'''
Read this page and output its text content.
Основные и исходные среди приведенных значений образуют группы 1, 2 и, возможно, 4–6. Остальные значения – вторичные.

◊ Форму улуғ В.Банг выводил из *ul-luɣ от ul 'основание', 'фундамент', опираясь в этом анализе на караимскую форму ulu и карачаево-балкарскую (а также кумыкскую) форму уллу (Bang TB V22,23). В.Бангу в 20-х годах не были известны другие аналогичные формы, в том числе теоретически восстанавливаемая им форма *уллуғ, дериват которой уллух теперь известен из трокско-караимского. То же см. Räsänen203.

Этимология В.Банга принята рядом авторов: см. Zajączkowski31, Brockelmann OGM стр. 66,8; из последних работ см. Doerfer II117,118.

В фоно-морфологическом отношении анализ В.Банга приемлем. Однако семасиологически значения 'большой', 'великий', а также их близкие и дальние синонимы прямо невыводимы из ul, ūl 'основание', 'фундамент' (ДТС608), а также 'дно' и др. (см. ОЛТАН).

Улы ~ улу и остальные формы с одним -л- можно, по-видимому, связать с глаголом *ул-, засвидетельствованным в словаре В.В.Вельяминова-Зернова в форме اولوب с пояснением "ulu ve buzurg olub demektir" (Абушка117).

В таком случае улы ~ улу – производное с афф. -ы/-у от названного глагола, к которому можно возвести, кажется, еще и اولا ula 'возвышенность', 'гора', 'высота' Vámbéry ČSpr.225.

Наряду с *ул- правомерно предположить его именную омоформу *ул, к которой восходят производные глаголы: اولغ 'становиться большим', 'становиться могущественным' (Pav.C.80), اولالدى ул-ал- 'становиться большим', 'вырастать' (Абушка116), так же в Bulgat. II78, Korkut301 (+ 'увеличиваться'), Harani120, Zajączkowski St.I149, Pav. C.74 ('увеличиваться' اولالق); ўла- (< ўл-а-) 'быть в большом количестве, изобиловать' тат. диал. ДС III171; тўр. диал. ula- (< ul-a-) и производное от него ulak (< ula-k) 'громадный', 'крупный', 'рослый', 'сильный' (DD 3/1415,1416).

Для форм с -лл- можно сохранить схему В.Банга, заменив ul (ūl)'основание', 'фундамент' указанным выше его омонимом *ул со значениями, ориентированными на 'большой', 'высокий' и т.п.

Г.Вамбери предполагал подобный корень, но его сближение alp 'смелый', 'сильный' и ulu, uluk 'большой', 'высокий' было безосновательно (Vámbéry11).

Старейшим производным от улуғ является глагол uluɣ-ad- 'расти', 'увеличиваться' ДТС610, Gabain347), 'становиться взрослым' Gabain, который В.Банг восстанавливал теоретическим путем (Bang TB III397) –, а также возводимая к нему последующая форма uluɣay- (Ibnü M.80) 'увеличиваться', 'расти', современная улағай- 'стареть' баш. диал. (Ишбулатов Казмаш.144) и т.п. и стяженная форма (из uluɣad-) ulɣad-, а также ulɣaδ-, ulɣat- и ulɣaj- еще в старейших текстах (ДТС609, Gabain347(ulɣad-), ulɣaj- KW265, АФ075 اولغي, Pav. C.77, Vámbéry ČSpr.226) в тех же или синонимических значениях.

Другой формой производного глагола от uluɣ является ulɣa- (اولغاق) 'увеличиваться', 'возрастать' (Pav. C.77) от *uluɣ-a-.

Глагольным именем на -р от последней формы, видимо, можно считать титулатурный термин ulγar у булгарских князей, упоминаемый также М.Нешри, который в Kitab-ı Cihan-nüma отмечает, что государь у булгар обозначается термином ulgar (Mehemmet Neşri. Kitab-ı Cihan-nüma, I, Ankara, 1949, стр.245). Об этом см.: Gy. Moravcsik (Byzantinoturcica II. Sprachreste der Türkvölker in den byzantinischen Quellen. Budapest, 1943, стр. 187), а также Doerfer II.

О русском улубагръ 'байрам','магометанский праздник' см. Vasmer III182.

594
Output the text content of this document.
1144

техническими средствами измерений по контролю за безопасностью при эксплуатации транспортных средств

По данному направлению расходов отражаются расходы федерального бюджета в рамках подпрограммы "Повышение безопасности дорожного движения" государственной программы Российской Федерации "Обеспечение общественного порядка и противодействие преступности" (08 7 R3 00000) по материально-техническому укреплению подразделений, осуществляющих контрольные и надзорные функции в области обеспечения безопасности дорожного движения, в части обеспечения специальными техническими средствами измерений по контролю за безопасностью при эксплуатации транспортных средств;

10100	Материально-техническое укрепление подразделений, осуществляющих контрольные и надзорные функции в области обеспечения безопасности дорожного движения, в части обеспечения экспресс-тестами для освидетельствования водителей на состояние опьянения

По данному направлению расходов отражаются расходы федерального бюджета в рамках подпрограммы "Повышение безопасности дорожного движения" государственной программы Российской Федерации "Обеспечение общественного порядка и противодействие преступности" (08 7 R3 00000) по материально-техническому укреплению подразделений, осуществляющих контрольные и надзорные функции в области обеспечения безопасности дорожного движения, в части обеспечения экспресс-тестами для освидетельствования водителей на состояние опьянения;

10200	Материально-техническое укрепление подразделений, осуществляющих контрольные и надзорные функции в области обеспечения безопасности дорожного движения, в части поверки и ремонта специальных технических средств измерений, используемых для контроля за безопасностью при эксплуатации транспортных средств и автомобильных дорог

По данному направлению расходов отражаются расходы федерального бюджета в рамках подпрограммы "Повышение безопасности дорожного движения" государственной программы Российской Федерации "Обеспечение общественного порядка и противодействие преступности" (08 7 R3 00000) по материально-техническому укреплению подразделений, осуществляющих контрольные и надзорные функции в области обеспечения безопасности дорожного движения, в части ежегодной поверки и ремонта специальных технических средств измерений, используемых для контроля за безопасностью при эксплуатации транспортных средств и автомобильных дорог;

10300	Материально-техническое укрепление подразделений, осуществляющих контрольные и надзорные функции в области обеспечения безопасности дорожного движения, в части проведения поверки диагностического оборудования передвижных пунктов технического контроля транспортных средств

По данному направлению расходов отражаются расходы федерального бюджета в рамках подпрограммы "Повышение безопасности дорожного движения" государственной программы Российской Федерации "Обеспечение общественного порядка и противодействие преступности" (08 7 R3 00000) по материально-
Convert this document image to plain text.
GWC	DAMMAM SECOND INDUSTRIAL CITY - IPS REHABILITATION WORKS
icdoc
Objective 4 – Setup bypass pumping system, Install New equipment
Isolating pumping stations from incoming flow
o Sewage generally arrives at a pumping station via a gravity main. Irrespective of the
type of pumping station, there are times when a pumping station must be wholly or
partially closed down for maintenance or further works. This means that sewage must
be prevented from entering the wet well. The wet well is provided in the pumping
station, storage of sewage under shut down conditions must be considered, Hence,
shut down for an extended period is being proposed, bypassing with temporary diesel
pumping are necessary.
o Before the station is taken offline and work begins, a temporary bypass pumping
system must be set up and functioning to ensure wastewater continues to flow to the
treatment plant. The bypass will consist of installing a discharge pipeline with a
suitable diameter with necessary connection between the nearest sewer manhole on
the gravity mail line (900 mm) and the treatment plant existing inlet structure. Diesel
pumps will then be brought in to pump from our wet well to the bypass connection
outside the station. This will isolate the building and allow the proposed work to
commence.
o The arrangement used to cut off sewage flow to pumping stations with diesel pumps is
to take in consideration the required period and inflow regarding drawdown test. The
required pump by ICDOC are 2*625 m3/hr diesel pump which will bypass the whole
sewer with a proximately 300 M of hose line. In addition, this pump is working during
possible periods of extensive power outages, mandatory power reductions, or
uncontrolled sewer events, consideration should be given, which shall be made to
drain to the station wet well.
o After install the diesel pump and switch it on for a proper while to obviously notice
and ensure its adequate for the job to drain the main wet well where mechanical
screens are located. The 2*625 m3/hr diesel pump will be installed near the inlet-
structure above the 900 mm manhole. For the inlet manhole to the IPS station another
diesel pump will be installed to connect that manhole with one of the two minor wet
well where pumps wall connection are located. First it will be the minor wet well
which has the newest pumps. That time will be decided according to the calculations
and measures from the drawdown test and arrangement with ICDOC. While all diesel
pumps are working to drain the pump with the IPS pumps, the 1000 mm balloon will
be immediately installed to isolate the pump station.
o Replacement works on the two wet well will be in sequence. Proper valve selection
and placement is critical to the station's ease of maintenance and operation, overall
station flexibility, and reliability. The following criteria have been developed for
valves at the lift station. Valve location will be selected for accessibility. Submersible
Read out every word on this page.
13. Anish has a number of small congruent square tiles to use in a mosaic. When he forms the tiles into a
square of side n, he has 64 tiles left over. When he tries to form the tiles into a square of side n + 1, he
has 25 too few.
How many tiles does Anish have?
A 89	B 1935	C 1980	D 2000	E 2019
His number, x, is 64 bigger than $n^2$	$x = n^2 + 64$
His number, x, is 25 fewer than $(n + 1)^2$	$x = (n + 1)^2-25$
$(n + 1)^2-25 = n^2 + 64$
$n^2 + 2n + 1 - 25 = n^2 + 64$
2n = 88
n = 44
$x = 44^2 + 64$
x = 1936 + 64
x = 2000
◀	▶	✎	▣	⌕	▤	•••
'''
**Written request:** Find the word "test" in the material, then list each line that holds it.

**Solution for this exercise:**
to take in consideration the required period and inflow regarding drawdown test. The
and measures from the drawdown test and arrangement with ICDOC. While all diesel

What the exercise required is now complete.